▶ [WORK INSTRUCTIONS]:
Output nothing but the number of lines that include the word "this".

▶ [SUPPLIED ENTRIES]:
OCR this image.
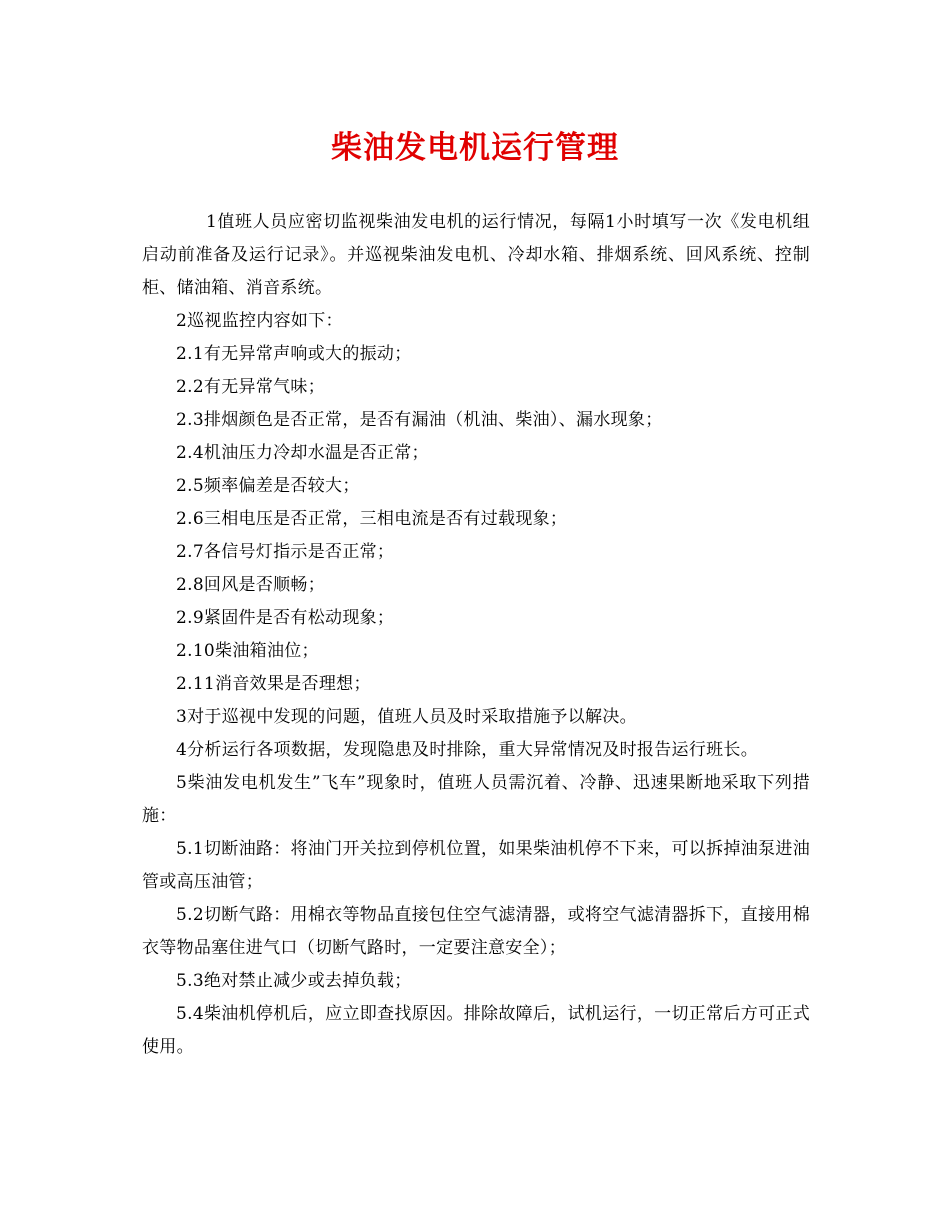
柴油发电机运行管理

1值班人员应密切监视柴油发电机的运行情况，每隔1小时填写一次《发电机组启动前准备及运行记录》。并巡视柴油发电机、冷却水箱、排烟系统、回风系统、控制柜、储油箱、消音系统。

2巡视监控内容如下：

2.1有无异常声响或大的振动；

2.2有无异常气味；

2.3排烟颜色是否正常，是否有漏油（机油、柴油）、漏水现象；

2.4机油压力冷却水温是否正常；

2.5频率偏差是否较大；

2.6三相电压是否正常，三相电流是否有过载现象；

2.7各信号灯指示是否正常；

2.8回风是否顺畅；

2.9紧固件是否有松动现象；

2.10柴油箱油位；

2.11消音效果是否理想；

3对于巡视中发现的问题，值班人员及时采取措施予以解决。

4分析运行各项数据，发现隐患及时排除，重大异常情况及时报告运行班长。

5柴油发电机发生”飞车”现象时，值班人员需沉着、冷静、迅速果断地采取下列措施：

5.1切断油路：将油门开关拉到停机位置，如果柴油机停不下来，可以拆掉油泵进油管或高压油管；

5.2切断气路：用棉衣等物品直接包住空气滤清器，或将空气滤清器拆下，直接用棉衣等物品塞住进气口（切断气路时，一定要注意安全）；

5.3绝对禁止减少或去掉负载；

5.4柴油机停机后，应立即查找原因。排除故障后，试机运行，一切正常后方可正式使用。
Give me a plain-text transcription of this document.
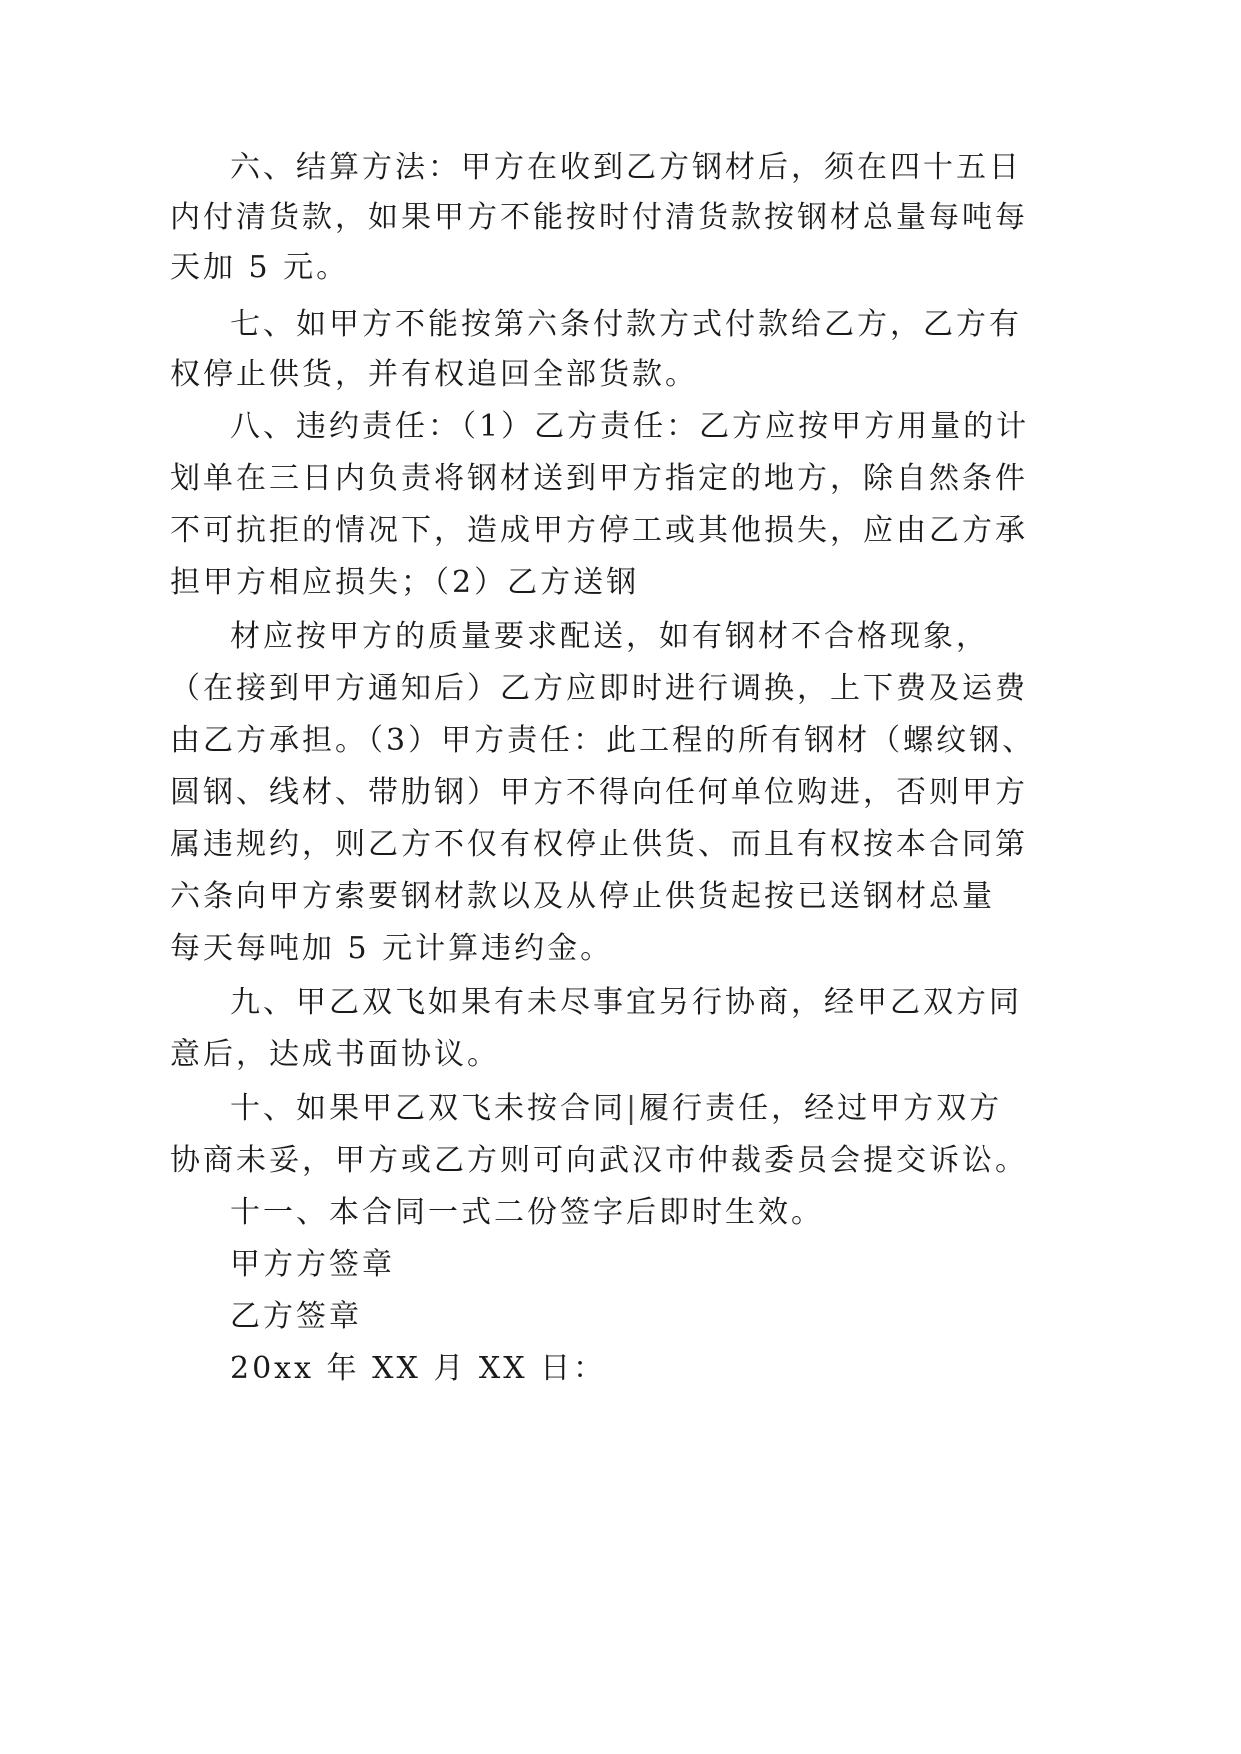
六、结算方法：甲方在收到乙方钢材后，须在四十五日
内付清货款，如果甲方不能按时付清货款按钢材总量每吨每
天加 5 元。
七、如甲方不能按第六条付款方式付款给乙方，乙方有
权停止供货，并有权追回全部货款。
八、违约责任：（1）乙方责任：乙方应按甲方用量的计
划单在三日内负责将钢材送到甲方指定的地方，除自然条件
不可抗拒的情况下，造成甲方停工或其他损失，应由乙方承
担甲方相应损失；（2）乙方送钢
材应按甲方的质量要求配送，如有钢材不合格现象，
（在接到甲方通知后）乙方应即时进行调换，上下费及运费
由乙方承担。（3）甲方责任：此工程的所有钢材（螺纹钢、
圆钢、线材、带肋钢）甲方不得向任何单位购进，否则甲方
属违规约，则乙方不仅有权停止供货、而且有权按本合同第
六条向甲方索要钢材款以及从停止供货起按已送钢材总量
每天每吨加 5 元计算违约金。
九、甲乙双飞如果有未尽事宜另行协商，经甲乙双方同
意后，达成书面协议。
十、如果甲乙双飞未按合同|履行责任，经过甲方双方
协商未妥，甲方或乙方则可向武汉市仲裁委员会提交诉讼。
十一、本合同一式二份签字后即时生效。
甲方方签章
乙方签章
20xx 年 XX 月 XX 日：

▶ [OUTPUT OF THE EXERCISE]:
2